Goal of the exercise:
Gather every line below where "текста" appears.

Records to use:

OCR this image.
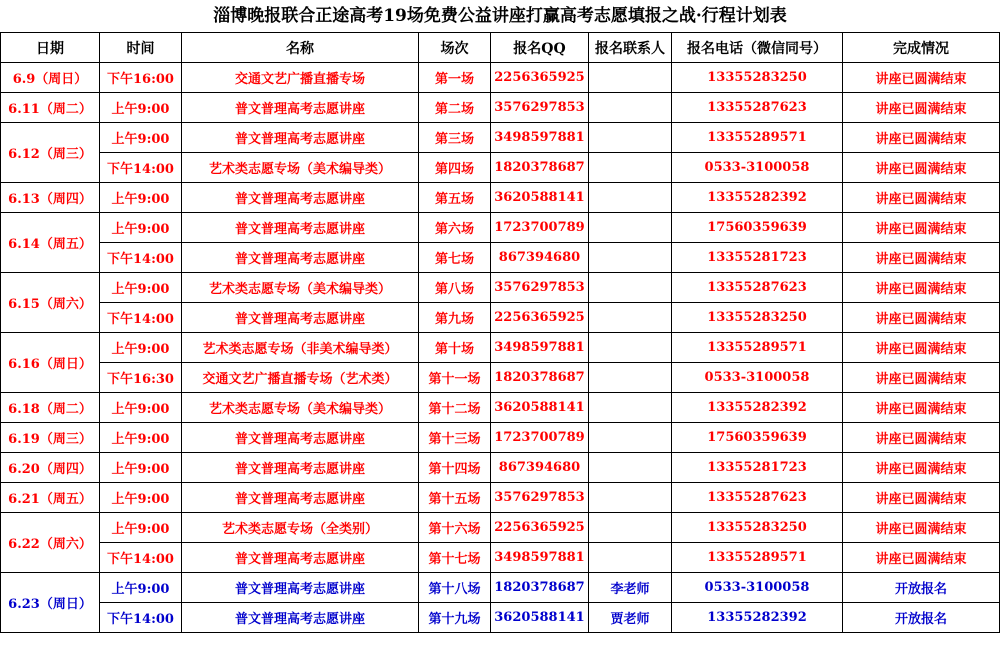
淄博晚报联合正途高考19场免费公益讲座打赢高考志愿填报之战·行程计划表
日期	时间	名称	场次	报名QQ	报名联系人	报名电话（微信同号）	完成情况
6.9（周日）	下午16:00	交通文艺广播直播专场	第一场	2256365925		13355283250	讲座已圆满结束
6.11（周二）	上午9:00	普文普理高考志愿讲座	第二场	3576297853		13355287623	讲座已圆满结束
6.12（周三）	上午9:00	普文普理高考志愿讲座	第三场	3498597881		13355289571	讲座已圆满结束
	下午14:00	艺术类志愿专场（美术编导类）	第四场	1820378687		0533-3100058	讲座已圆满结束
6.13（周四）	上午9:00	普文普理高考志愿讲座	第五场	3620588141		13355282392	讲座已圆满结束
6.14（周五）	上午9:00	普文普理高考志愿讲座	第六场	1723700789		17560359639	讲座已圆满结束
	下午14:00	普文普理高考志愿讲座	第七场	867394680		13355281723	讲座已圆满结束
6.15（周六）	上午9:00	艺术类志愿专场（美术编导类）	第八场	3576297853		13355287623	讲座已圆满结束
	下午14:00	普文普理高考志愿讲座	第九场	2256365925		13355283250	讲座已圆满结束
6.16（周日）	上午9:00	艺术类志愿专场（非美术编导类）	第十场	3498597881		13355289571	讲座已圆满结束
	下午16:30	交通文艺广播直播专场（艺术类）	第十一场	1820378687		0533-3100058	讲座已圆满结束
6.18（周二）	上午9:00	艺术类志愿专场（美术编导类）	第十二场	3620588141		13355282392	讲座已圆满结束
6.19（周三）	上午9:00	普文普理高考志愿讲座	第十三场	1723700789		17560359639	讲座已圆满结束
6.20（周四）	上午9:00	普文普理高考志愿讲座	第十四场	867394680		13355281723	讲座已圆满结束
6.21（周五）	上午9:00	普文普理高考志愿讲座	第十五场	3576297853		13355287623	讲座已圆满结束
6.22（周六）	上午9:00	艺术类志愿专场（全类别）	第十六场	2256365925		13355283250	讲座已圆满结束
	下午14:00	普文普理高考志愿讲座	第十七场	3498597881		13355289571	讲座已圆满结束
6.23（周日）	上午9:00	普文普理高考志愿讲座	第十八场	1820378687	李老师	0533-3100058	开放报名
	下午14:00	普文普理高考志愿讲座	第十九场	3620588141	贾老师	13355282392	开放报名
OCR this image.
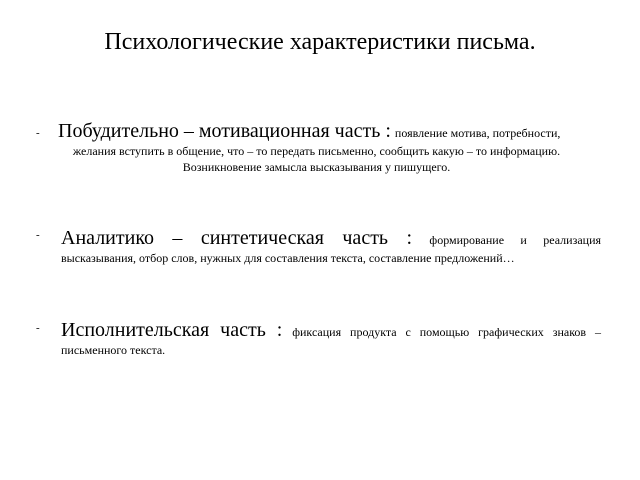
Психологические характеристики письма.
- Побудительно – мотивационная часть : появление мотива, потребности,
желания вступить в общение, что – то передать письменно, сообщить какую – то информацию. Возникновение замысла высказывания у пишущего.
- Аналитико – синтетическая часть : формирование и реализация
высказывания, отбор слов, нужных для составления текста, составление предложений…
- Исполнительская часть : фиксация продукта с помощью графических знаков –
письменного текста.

Task result:
высказывания, отбор слов, нужных для составления текста, составление предложений…
письменного текста.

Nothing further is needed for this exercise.